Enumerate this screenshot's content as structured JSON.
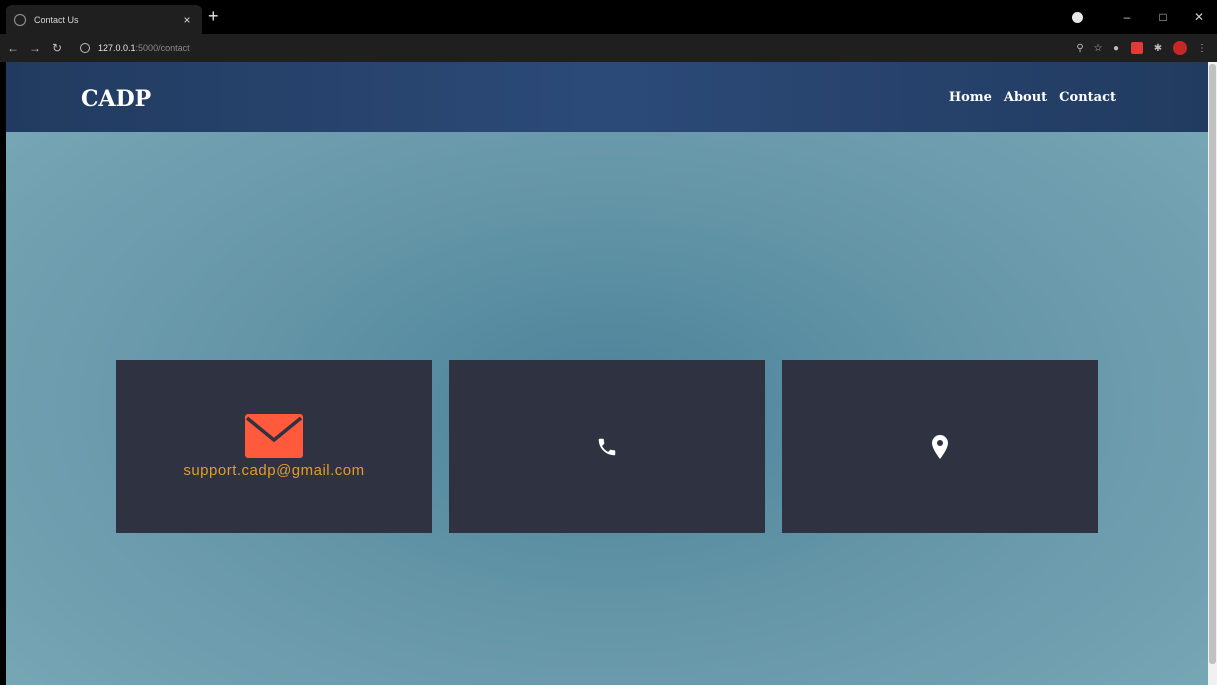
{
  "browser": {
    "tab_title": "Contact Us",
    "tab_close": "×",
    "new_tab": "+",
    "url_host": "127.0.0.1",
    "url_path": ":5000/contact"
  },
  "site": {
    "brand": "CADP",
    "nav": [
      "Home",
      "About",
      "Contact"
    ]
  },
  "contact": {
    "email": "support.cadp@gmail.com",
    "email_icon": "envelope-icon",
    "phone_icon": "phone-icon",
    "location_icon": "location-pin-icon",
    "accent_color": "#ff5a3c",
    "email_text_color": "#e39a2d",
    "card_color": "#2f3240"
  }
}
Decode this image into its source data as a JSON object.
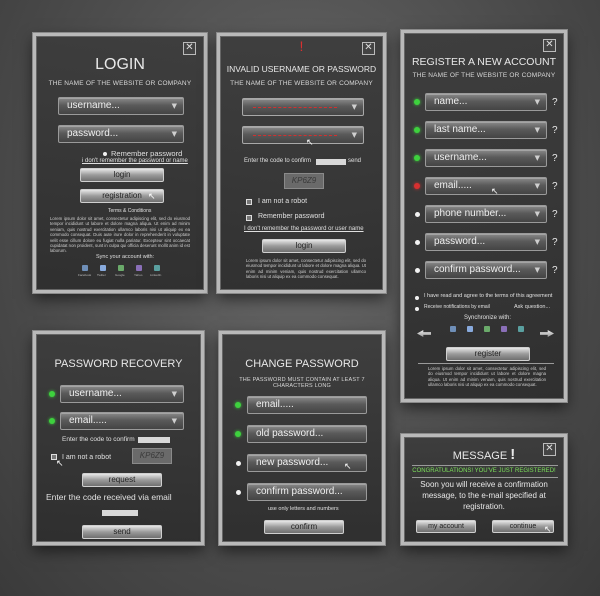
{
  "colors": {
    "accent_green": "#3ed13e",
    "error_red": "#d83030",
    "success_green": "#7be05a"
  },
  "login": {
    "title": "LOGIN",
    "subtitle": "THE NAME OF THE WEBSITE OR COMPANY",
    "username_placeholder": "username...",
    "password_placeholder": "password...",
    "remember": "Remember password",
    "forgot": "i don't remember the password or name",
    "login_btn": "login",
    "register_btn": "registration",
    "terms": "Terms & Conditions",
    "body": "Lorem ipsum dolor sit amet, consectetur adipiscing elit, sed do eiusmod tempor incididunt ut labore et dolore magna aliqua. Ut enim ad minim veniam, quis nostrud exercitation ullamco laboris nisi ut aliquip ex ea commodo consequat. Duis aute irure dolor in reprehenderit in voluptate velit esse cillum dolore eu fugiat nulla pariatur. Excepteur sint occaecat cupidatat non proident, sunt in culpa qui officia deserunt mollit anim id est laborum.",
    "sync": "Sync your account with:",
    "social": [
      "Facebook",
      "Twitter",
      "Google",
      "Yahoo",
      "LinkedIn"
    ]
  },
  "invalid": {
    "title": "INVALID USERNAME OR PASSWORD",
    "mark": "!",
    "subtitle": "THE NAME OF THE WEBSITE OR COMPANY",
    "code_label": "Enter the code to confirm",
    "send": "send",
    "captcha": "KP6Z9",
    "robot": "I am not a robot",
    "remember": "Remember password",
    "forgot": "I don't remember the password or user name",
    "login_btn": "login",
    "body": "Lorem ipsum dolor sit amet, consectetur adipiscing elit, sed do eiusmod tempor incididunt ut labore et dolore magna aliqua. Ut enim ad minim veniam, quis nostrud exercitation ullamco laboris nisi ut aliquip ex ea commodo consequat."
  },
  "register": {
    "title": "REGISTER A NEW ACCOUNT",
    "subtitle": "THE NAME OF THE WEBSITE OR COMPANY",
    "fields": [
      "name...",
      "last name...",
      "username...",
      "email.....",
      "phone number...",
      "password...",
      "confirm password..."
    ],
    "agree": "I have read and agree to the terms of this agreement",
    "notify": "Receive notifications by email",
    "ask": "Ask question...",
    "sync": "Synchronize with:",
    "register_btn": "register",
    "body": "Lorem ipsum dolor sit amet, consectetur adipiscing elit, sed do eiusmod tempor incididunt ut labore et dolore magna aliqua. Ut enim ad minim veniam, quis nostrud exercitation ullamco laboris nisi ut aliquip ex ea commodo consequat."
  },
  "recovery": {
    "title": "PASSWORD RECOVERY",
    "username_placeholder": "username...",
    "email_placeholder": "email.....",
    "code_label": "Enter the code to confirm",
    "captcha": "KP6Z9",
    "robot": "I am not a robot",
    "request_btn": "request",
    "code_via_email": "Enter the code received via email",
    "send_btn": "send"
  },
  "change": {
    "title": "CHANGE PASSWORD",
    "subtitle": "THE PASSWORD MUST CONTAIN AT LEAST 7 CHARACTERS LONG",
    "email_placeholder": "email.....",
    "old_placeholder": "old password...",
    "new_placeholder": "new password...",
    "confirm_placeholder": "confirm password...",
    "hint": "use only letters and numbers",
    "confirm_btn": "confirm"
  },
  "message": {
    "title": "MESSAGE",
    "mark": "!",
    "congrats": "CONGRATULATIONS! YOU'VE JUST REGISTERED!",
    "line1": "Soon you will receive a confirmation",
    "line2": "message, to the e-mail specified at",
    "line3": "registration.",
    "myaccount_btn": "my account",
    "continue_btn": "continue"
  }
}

--

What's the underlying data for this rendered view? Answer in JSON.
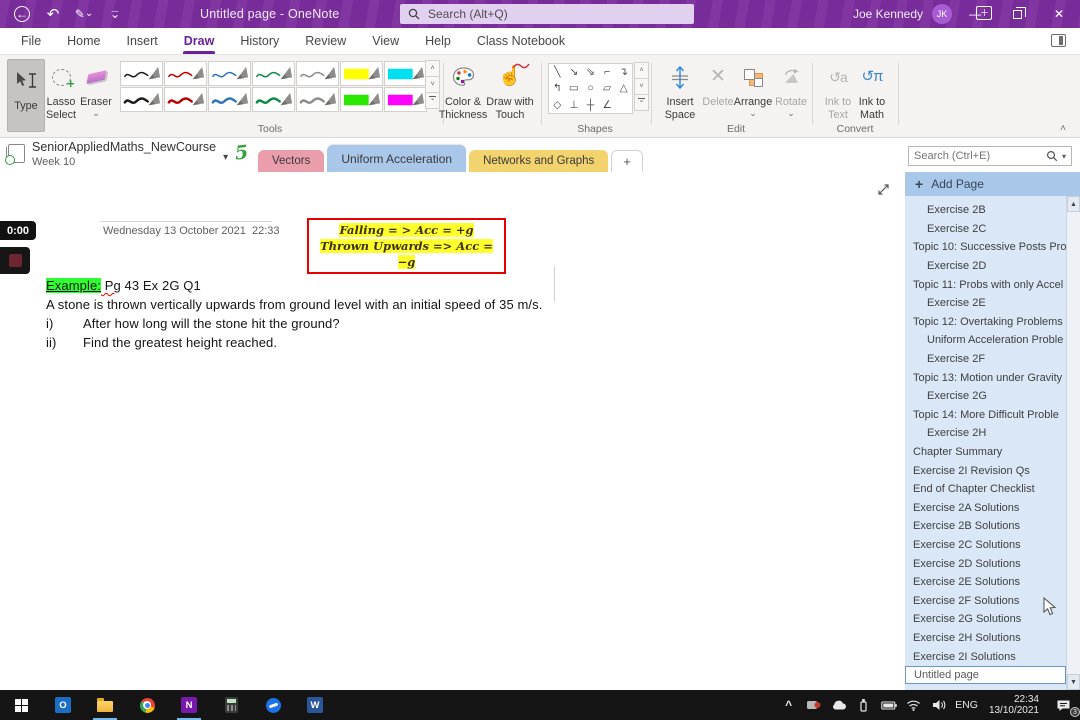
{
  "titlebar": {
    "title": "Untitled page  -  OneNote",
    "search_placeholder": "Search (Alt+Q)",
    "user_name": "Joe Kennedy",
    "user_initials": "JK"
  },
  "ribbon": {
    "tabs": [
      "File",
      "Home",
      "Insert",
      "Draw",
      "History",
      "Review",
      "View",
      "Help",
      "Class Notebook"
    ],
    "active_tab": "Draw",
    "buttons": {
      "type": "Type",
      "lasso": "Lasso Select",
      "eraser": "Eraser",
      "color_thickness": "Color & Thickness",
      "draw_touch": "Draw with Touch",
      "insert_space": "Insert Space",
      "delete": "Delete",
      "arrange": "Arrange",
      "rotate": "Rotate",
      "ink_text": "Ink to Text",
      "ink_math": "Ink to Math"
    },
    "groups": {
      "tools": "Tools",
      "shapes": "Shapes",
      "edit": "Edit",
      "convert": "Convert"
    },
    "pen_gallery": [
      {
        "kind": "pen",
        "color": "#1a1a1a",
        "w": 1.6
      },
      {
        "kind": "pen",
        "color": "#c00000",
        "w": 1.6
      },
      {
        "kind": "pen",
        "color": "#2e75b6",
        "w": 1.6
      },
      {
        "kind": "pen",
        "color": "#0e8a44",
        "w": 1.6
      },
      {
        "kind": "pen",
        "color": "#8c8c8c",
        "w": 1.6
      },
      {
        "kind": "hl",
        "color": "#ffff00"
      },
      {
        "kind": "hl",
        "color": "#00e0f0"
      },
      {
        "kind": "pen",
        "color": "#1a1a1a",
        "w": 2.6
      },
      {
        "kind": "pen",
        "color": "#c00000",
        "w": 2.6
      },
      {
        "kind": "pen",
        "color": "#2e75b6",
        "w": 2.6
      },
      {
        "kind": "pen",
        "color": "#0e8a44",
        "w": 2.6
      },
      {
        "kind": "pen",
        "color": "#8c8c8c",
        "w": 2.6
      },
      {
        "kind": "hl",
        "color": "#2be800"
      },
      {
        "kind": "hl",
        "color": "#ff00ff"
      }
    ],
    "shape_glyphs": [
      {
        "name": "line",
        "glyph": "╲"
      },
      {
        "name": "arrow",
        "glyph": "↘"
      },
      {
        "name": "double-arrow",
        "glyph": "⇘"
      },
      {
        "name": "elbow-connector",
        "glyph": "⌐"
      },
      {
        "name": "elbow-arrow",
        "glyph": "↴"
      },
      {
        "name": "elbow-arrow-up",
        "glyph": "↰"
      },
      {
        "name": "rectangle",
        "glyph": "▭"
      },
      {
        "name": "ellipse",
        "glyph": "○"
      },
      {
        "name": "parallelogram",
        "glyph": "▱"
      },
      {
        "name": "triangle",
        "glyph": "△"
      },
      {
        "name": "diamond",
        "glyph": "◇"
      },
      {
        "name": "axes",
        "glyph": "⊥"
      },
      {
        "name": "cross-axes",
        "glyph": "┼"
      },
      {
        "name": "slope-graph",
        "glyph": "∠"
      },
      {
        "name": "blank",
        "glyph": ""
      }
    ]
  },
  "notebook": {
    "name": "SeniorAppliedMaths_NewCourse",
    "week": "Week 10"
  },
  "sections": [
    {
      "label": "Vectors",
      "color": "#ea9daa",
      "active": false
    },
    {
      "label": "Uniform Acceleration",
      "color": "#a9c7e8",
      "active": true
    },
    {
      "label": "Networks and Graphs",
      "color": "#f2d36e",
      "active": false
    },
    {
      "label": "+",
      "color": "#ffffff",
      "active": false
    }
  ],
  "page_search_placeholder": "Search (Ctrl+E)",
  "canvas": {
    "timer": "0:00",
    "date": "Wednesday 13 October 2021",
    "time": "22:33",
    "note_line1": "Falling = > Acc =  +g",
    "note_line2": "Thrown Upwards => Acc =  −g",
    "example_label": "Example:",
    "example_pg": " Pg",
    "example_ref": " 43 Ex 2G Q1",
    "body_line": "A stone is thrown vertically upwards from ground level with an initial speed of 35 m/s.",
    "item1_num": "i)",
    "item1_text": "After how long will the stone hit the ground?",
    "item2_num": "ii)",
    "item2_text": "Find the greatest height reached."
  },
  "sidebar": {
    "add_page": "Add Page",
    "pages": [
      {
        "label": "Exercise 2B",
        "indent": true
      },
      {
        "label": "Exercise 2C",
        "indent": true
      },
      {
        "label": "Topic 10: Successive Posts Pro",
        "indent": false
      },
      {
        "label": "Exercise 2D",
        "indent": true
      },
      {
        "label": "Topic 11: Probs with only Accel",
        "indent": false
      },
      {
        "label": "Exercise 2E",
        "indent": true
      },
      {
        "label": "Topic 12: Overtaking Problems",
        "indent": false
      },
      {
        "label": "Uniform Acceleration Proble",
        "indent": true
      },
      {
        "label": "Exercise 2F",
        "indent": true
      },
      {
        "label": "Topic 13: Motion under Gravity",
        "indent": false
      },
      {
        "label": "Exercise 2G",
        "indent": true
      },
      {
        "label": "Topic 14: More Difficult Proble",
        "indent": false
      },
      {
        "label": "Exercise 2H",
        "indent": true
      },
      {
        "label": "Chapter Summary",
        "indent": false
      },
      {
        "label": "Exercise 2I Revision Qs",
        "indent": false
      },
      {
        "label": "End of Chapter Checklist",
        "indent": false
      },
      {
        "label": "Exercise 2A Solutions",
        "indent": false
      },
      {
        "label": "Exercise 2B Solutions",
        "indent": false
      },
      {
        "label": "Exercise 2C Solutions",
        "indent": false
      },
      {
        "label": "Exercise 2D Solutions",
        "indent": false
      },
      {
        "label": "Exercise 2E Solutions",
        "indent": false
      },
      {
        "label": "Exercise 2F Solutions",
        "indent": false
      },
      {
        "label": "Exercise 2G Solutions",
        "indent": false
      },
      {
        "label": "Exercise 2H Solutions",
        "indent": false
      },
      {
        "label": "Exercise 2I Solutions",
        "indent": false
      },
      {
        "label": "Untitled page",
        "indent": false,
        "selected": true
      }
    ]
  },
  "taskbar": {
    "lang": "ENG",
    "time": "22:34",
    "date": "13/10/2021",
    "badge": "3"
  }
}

--

Problem to work on = Check each line of the records for the word "remember", and show the lines that contain it.

Answer in full =
    "remember": "Remember password",
    "forgot": "i don't remember the password or name",
    "remember": "Remember password",
    "forgot": "I don't remember the password or user name",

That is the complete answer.